— SUPPLIED RECORDS —
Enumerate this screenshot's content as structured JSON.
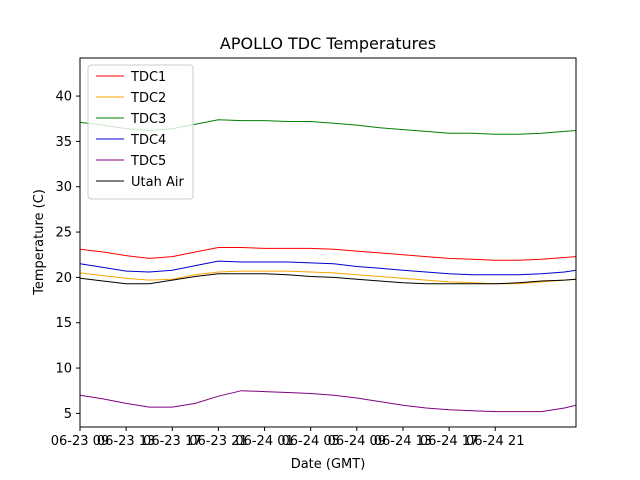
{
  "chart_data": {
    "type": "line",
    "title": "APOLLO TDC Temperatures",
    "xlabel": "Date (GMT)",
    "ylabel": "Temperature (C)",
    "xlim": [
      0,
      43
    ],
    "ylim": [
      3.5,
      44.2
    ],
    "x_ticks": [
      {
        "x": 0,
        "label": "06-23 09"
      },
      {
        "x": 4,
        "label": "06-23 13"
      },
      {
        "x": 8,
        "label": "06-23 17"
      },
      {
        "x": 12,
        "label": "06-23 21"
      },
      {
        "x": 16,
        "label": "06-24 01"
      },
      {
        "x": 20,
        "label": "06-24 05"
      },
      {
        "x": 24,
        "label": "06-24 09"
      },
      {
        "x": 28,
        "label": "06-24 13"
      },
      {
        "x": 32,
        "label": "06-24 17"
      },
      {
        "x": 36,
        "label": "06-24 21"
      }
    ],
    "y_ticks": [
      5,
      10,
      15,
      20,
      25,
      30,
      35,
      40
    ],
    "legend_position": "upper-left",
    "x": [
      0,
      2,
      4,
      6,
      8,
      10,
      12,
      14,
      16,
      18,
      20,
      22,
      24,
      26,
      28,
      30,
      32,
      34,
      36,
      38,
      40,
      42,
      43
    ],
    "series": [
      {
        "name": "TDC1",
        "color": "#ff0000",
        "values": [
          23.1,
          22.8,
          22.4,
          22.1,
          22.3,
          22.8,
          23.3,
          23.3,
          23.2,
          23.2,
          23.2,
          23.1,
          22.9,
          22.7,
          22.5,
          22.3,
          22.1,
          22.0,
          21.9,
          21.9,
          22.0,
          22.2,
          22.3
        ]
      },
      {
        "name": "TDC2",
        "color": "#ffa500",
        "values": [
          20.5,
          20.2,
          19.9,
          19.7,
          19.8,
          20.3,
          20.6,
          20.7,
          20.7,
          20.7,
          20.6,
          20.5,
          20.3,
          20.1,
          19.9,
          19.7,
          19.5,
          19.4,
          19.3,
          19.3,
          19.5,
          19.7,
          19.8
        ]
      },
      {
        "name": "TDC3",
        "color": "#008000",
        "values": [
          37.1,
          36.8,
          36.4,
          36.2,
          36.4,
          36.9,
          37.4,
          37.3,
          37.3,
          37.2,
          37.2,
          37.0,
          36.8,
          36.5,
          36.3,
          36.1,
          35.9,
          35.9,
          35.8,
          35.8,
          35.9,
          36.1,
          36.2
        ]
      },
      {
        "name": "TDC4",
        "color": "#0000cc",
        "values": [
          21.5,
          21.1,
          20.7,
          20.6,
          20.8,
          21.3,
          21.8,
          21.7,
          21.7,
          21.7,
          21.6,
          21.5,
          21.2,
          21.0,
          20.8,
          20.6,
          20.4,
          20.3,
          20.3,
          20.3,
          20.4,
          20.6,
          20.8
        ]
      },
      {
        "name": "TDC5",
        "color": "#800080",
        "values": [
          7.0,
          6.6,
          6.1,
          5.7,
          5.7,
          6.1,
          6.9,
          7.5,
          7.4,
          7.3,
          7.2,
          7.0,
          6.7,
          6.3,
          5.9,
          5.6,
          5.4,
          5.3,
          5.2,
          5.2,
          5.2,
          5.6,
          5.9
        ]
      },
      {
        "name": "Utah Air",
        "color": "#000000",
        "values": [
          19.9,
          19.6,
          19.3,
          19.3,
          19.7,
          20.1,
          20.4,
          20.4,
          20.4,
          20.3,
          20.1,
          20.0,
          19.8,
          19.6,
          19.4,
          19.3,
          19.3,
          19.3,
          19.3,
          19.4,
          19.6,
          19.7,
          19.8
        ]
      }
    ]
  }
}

— EXERCISE BRIEF —
Omit the pictures and reproduce the listing exactly.

— FULL ANSWER —
Enumerate this screenshot's content as structured JSON.
{
  "chart_data": {
    "type": "line",
    "title": "APOLLO TDC Temperatures",
    "xlabel": "Date (GMT)",
    "ylabel": "Temperature (C)",
    "xlim": [
      0,
      43
    ],
    "ylim": [
      3.5,
      44.2
    ],
    "x_ticks": [
      {
        "x": 0,
        "label": "06-23 09"
      },
      {
        "x": 4,
        "label": "06-23 13"
      },
      {
        "x": 8,
        "label": "06-23 17"
      },
      {
        "x": 12,
        "label": "06-23 21"
      },
      {
        "x": 16,
        "label": "06-24 01"
      },
      {
        "x": 20,
        "label": "06-24 05"
      },
      {
        "x": 24,
        "label": "06-24 09"
      },
      {
        "x": 28,
        "label": "06-24 13"
      },
      {
        "x": 32,
        "label": "06-24 17"
      },
      {
        "x": 36,
        "label": "06-24 21"
      }
    ],
    "y_ticks": [
      5,
      10,
      15,
      20,
      25,
      30,
      35,
      40
    ],
    "legend_position": "upper-left",
    "x": [
      0,
      2,
      4,
      6,
      8,
      10,
      12,
      14,
      16,
      18,
      20,
      22,
      24,
      26,
      28,
      30,
      32,
      34,
      36,
      38,
      40,
      42,
      43
    ],
    "series": [
      {
        "name": "TDC1",
        "color": "#ff0000",
        "values": [
          23.1,
          22.8,
          22.4,
          22.1,
          22.3,
          22.8,
          23.3,
          23.3,
          23.2,
          23.2,
          23.2,
          23.1,
          22.9,
          22.7,
          22.5,
          22.3,
          22.1,
          22.0,
          21.9,
          21.9,
          22.0,
          22.2,
          22.3
        ]
      },
      {
        "name": "TDC2",
        "color": "#ffa500",
        "values": [
          20.5,
          20.2,
          19.9,
          19.7,
          19.8,
          20.3,
          20.6,
          20.7,
          20.7,
          20.7,
          20.6,
          20.5,
          20.3,
          20.1,
          19.9,
          19.7,
          19.5,
          19.4,
          19.3,
          19.3,
          19.5,
          19.7,
          19.8
        ]
      },
      {
        "name": "TDC3",
        "color": "#008000",
        "values": [
          37.1,
          36.8,
          36.4,
          36.2,
          36.4,
          36.9,
          37.4,
          37.3,
          37.3,
          37.2,
          37.2,
          37.0,
          36.8,
          36.5,
          36.3,
          36.1,
          35.9,
          35.9,
          35.8,
          35.8,
          35.9,
          36.1,
          36.2
        ]
      },
      {
        "name": "TDC4",
        "color": "#0000cc",
        "values": [
          21.5,
          21.1,
          20.7,
          20.6,
          20.8,
          21.3,
          21.8,
          21.7,
          21.7,
          21.7,
          21.6,
          21.5,
          21.2,
          21.0,
          20.8,
          20.6,
          20.4,
          20.3,
          20.3,
          20.3,
          20.4,
          20.6,
          20.8
        ]
      },
      {
        "name": "TDC5",
        "color": "#800080",
        "values": [
          7.0,
          6.6,
          6.1,
          5.7,
          5.7,
          6.1,
          6.9,
          7.5,
          7.4,
          7.3,
          7.2,
          7.0,
          6.7,
          6.3,
          5.9,
          5.6,
          5.4,
          5.3,
          5.2,
          5.2,
          5.2,
          5.6,
          5.9
        ]
      },
      {
        "name": "Utah Air",
        "color": "#000000",
        "values": [
          19.9,
          19.6,
          19.3,
          19.3,
          19.7,
          20.1,
          20.4,
          20.4,
          20.4,
          20.3,
          20.1,
          20.0,
          19.8,
          19.6,
          19.4,
          19.3,
          19.3,
          19.3,
          19.3,
          19.4,
          19.6,
          19.7,
          19.8
        ]
      }
    ]
  }
}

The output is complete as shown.